Quoted passage.
§ §
Easter has long passed, and I managed to avoid the overly abundant marketing and consumerism found back home. Japan has failed to join the Easter train. And for a nation that loves it’s gimmicks, sweet treats and cute imagery, it’s surprising that the material side of the festival hasn’t become a hit over here. This year saw Japanese pop star Kyary Pamyu Pamyu release her single entitled “Easter”. This bizarre acid trip of a music video, complete with dancing eggs and UFO’s doesn’t really clarify the religious holiday, instead opting to further confuse the Japanese masses and everyone else for that matter.
As a kid, I fondly remember gathering a substantial collection of chocolate eggs from relatives and friends. But the one thing I really crave around Easter are hot cross buns. The sweet smell of cinnamon and orange zest, the butter slowly melting and the iconic cross decoration are a quintessential part of England’s baking heritage. That being said, the exact origins of the hot cross bun aren’t well defined. Some have linked it back to the Roman period, others to the Saxons, with many connecting them with 14th Century monks of St Albans Abbey. In fact, Elizabeth I is believed to have banned the sale of hot cross buns and spiced breads during Good Friday and Christmas due to its Catholic connotations. But the first real, documented record of the baked good can be found in the Poor Robin’s Almanak back in 1733.
Similarly, the hot cross buns connection to Easter, both in terms of its recipe and general existence are shrouded in historiographical and religious mystery. With the Church of England’s incessant need to relate every baked good to a Christian context, the bread seems to represent communion, the spice related to those used to wrap Jesus’ body, and the cross obvious represents his crucifixion. But the atheist in me simply sees them as a seasonal treat with a cute design. Though I’ll admit that I rarely ponder the significance of my afternoon treat.
§ §
Problem to work on. Please say whether each statement below agrees with the passage on hot cross buns, answering yes or no and quoting the words from it that decide the answer. 1. The earliest documented record of hot cross buns is in Poor Robin’s Almanak from 1733. 2. Elizabeth I is believed to have banned the sale of hot cross buns only on Good Friday. 3. The writer often thinks about the significance of the afternoon treat. The rows are separate material and are not connected to the passage on hot cross buns.

Data supplied.
§ §
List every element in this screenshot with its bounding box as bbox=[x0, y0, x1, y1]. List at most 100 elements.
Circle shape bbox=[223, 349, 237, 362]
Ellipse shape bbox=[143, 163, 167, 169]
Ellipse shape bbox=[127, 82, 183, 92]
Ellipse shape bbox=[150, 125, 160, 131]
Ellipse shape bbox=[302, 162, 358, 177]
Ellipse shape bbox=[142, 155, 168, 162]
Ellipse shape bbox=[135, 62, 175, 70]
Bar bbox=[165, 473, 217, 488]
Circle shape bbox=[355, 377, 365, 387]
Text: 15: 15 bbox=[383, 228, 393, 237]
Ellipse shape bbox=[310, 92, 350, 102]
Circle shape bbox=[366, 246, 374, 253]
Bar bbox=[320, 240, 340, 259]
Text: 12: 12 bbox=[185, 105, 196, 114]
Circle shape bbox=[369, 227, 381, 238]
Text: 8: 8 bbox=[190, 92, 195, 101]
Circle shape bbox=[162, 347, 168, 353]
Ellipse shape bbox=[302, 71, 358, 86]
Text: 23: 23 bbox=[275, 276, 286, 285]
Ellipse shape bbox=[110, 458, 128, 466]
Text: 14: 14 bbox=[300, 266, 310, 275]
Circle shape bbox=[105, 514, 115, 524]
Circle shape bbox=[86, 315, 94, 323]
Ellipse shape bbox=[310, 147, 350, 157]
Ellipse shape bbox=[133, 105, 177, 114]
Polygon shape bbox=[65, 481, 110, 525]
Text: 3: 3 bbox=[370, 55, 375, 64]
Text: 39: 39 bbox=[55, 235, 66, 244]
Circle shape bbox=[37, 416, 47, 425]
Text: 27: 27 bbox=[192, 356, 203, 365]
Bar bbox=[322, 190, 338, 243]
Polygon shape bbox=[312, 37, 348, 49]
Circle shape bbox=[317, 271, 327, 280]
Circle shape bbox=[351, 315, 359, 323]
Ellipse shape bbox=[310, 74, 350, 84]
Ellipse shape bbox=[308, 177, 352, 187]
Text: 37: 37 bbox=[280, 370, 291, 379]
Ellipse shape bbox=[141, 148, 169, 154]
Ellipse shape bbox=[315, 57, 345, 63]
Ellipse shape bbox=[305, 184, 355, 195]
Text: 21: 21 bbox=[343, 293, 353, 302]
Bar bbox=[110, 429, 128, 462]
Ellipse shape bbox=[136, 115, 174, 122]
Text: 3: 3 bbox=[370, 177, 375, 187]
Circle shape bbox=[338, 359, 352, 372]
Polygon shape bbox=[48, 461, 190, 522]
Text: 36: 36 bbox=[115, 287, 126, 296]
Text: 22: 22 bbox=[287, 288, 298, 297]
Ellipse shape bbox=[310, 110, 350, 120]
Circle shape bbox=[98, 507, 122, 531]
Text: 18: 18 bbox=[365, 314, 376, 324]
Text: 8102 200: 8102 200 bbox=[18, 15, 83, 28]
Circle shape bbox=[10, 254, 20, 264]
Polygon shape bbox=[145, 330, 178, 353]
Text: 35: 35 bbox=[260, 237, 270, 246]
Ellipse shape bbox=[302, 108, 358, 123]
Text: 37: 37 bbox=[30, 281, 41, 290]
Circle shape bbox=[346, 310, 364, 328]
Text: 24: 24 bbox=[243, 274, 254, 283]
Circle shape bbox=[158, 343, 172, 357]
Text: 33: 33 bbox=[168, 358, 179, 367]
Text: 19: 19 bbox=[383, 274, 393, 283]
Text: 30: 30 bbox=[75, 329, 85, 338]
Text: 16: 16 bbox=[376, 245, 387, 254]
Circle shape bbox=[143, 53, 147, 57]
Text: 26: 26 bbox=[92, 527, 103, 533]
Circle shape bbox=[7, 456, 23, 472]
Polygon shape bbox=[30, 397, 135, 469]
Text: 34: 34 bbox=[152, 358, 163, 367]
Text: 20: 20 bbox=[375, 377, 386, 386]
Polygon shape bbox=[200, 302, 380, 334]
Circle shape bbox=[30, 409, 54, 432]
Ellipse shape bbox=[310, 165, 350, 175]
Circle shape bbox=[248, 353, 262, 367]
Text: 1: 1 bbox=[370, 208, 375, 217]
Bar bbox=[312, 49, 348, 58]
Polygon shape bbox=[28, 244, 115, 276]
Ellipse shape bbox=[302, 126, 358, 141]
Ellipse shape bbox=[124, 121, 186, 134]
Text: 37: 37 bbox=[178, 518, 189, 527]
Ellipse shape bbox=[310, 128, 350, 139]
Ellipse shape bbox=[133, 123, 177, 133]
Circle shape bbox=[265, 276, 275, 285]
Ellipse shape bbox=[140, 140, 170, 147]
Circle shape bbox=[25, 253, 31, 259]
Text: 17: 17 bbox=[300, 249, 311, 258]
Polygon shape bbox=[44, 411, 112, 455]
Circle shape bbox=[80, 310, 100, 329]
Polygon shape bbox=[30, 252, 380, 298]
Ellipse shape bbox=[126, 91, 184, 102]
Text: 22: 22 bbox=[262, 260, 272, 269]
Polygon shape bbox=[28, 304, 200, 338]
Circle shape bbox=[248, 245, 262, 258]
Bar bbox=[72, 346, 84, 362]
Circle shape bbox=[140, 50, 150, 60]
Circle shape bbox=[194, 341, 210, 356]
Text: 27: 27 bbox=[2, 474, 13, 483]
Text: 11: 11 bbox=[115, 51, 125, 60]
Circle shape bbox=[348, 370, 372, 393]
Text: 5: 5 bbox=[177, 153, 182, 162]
§ §
Expected answer.
1. Yes: "the first real, documented record of the baked good can be found in the Poor Robin’s Almanak back in 1733"
2. No: "banned the sale of hot cross buns and spiced breads during Good Friday and Christmas"
3. No: "I rarely ponder the significance of my afternoon treat"